EXERCISE DESCRIPTION: Please write out every line of the entries below without any changes, and leave the pictures out of your answer.
──────── ENTRIES
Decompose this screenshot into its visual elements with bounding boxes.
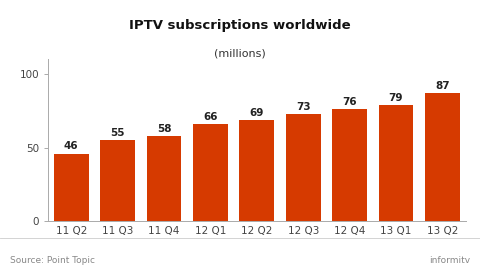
- Text: Source: Point Topic: Source: Point Topic: [10, 256, 95, 265]
- Text: (millions): (millions): [214, 49, 266, 59]
- Text: IPTV subscriptions worldwide: IPTV subscriptions worldwide: [129, 19, 351, 32]
- Bar: [193, 124, 228, 221]
- Bar: [332, 109, 367, 221]
- Text: 58: 58: [157, 124, 171, 134]
- Bar: [286, 114, 321, 221]
- Text: 46: 46: [64, 141, 79, 151]
- Bar: [146, 136, 181, 221]
- Text: 87: 87: [435, 81, 450, 91]
- Text: 55: 55: [110, 128, 125, 138]
- Text: 76: 76: [342, 97, 357, 107]
- Text: 73: 73: [296, 102, 311, 112]
- Text: informitv: informitv: [429, 256, 470, 265]
- Text: 69: 69: [250, 107, 264, 117]
- Bar: [240, 120, 274, 221]
- Bar: [379, 105, 413, 221]
- Bar: [54, 154, 89, 221]
- Bar: [425, 93, 460, 221]
- Text: 66: 66: [203, 112, 217, 122]
- Bar: [100, 140, 135, 221]
- Text: 79: 79: [389, 93, 403, 103]
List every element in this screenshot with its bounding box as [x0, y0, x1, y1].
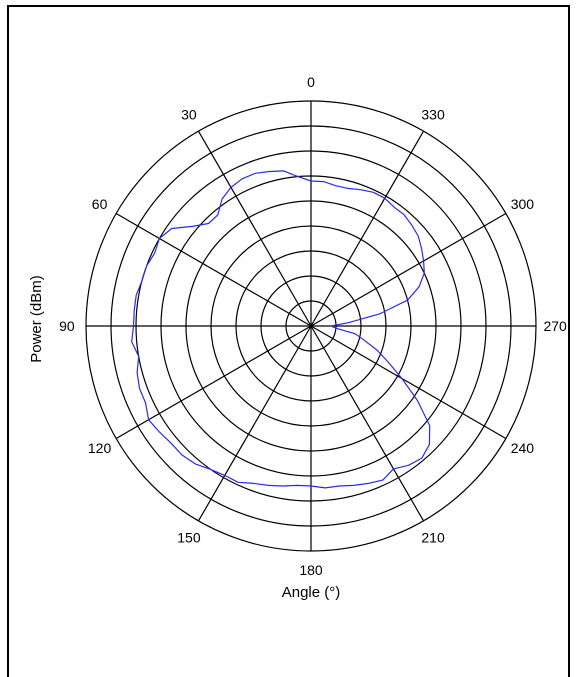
series-line [131, 170, 431, 489]
angle-tick-label: 30 [181, 107, 197, 123]
angle-tick-label: 300 [511, 196, 535, 212]
polar-grid [85, 100, 537, 552]
angle-tick-label: 270 [543, 318, 567, 334]
angle-tick-label: 180 [299, 562, 323, 578]
angle-tick-label: 240 [511, 440, 535, 456]
grid-spoke [197, 325, 312, 522]
grid-spoke [310, 325, 425, 522]
angle-tick-label: 60 [92, 196, 108, 212]
grid-spoke [310, 130, 425, 327]
figure-frame [7, 5, 570, 677]
angle-tick-label: 330 [421, 107, 445, 123]
angle-tick-labels: 0 30 60 90 120 150 180 210 240 270 300 330 [59, 74, 567, 578]
x-axis-label: Angle (°) [282, 584, 341, 601]
angle-tick-label: 150 [177, 529, 201, 545]
angle-tick-label: 120 [88, 440, 112, 456]
angle-tick-label: 0 [307, 74, 315, 90]
y-axis-label: Power (dBm) [28, 275, 45, 363]
angle-tick-label: 90 [59, 318, 75, 334]
grid-spoke [197, 130, 312, 327]
grid-spoke [115, 212, 312, 327]
grid-spoke [310, 325, 507, 440]
series-group [131, 170, 431, 489]
angle-tick-label: 210 [421, 529, 445, 545]
grid-spoke [310, 212, 507, 327]
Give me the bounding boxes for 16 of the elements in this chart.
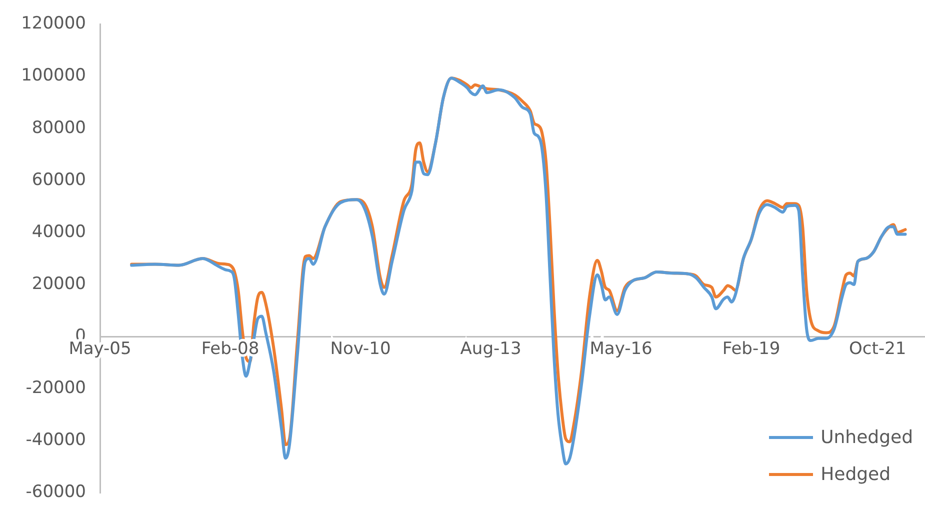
────────────────
FULL ANSWER:
Decompose this screenshot into its visual elements with bounding boxes.
- Text: Source: Point Topic: Source: Point Topic: [10, 256, 95, 265]
- Text: (millions): (millions): [214, 49, 266, 59]
- Text: IPTV subscriptions worldwide: IPTV subscriptions worldwide: [129, 19, 351, 32]
- Bar: [193, 124, 228, 221]
- Bar: [332, 109, 367, 221]
- Text: 58: 58: [157, 124, 171, 134]
- Bar: [286, 114, 321, 221]
- Text: 46: 46: [64, 141, 79, 151]
- Bar: [146, 136, 181, 221]
- Text: 87: 87: [435, 81, 450, 91]
- Text: 55: 55: [110, 128, 125, 138]
- Text: 76: 76: [342, 97, 357, 107]
- Text: 73: 73: [296, 102, 311, 112]
- Text: informitv: informitv: [429, 256, 470, 265]
- Text: 69: 69: [250, 107, 264, 117]
- Bar: [240, 120, 274, 221]
- Bar: [379, 105, 413, 221]
- Bar: [54, 154, 89, 221]
- Bar: [425, 93, 460, 221]
- Text: 66: 66: [203, 112, 217, 122]
- Bar: [100, 140, 135, 221]
- Text: 79: 79: [389, 93, 403, 103]
List every element in this screenshot with its bounding box as [x0, y0, x1, y1].
series-line [131, 170, 431, 489]
angle-tick-label: 30 [181, 107, 197, 123]
angle-tick-label: 300 [511, 196, 535, 212]
polar-grid [85, 100, 537, 552]
angle-tick-label: 270 [543, 318, 567, 334]
angle-tick-label: 180 [299, 562, 323, 578]
angle-tick-label: 240 [511, 440, 535, 456]
grid-spoke [197, 325, 312, 522]
grid-spoke [310, 325, 425, 522]
angle-tick-label: 60 [92, 196, 108, 212]
grid-spoke [310, 130, 425, 327]
figure-frame [7, 5, 570, 677]
angle-tick-label: 330 [421, 107, 445, 123]
angle-tick-labels: 0 30 60 90 120 150 180 210 240 270 300 330 [59, 74, 567, 578]
x-axis-label: Angle (°) [282, 584, 341, 601]
angle-tick-label: 150 [177, 529, 201, 545]
angle-tick-label: 120 [88, 440, 112, 456]
angle-tick-label: 0 [307, 74, 315, 90]
y-axis-label: Power (dBm) [28, 275, 45, 363]
angle-tick-label: 90 [59, 318, 75, 334]
grid-spoke [197, 130, 312, 327]
grid-spoke [115, 212, 312, 327]
grid-spoke [310, 325, 507, 440]
series-group [131, 170, 431, 489]
angle-tick-label: 210 [421, 529, 445, 545]
grid-spoke [310, 212, 507, 327]
Give me the bounding boxes for 16 of the elements in this chart.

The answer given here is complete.